Extracted data entries:
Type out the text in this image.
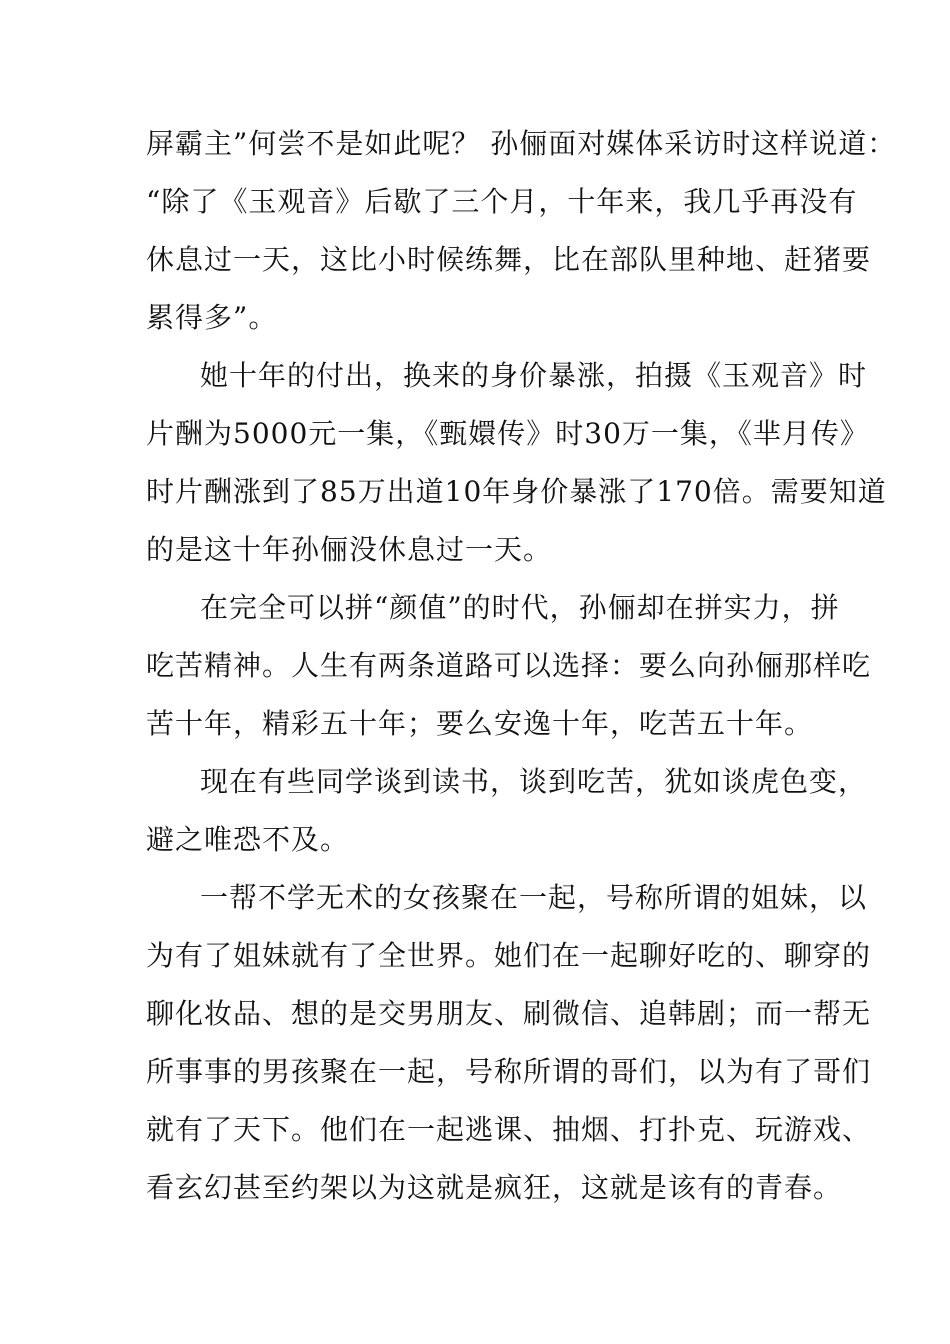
屏霸主”何尝不是如此呢？ 孙俪面对媒体采访时这样说道：
“除了《玉观音》后歇了三个月，十年来，我几乎再没有
休息过一天，这比小时候练舞，比在部队里种地、赶猪要
累得多”。
她十年的付出，换来的身价暴涨，拍摄《玉观音》时
片酬为5000元一集，《甄嬛传》时30万一集，《芈月传》
时片酬涨到了85万出道10年身价暴涨了170倍。需要知道
的是这十年孙俪没休息过一天。
在完全可以拼“颜值”的时代，孙俪却在拼实力，拼
吃苦精神。人生有两条道路可以选择：要么向孙俪那样吃
苦十年，精彩五十年；要么安逸十年，吃苦五十年。
现在有些同学谈到读书，谈到吃苦，犹如谈虎色变，
避之唯恐不及。
一帮不学无术的女孩聚在一起，号称所谓的姐妹，以
为有了姐妹就有了全世界。她们在一起聊好吃的、聊穿的
聊化妆品、想的是交男朋友、刷微信、追韩剧；而一帮无
所事事的男孩聚在一起，号称所谓的哥们，以为有了哥们
就有了天下。他们在一起逃课、抽烟、打扑克、玩游戏、
看玄幻甚至约架以为这就是疯狂，这就是该有的青春。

## Exercise
Reproduce every entry word for word, but skip any pictures.

## Answer to this problem
Type out the text in this image.
屏霸主”何尝不是如此呢？ 孙俪面对媒体采访时这样说道：
“除了《玉观音》后歇了三个月，十年来，我几乎再没有
休息过一天，这比小时候练舞，比在部队里种地、赶猪要
累得多”。
她十年的付出，换来的身价暴涨，拍摄《玉观音》时
片酬为5000元一集，《甄嬛传》时30万一集，《芈月传》
时片酬涨到了85万出道10年身价暴涨了170倍。需要知道
的是这十年孙俪没休息过一天。
在完全可以拼“颜值”的时代，孙俪却在拼实力，拼
吃苦精神。人生有两条道路可以选择：要么向孙俪那样吃
苦十年，精彩五十年；要么安逸十年，吃苦五十年。
现在有些同学谈到读书，谈到吃苦，犹如谈虎色变，
避之唯恐不及。
一帮不学无术的女孩聚在一起，号称所谓的姐妹，以
为有了姐妹就有了全世界。她们在一起聊好吃的、聊穿的
聊化妆品、想的是交男朋友、刷微信、追韩剧；而一帮无
所事事的男孩聚在一起，号称所谓的哥们，以为有了哥们
就有了天下。他们在一起逃课、抽烟、打扑克、玩游戏、
看玄幻甚至约架以为这就是疯狂，这就是该有的青春。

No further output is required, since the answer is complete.